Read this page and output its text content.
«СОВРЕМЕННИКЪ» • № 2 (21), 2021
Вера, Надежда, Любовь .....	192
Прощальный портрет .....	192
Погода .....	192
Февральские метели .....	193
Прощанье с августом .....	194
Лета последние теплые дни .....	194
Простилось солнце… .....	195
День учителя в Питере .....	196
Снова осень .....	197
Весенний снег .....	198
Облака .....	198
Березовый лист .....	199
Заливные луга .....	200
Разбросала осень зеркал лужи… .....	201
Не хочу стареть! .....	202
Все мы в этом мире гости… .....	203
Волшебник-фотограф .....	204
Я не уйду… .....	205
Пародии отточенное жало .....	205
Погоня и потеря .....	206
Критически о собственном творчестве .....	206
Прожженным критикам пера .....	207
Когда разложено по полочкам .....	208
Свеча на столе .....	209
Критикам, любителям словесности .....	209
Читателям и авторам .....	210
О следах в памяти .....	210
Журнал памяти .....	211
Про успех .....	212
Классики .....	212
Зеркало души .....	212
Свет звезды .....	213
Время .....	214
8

- AIM OF THE EXERCISE:
Search the data for "осень". Copy every line that has it.

- ANSWER BELOW:
Снова осень .....	197
Разбросала осень зеркал лужи… .....	201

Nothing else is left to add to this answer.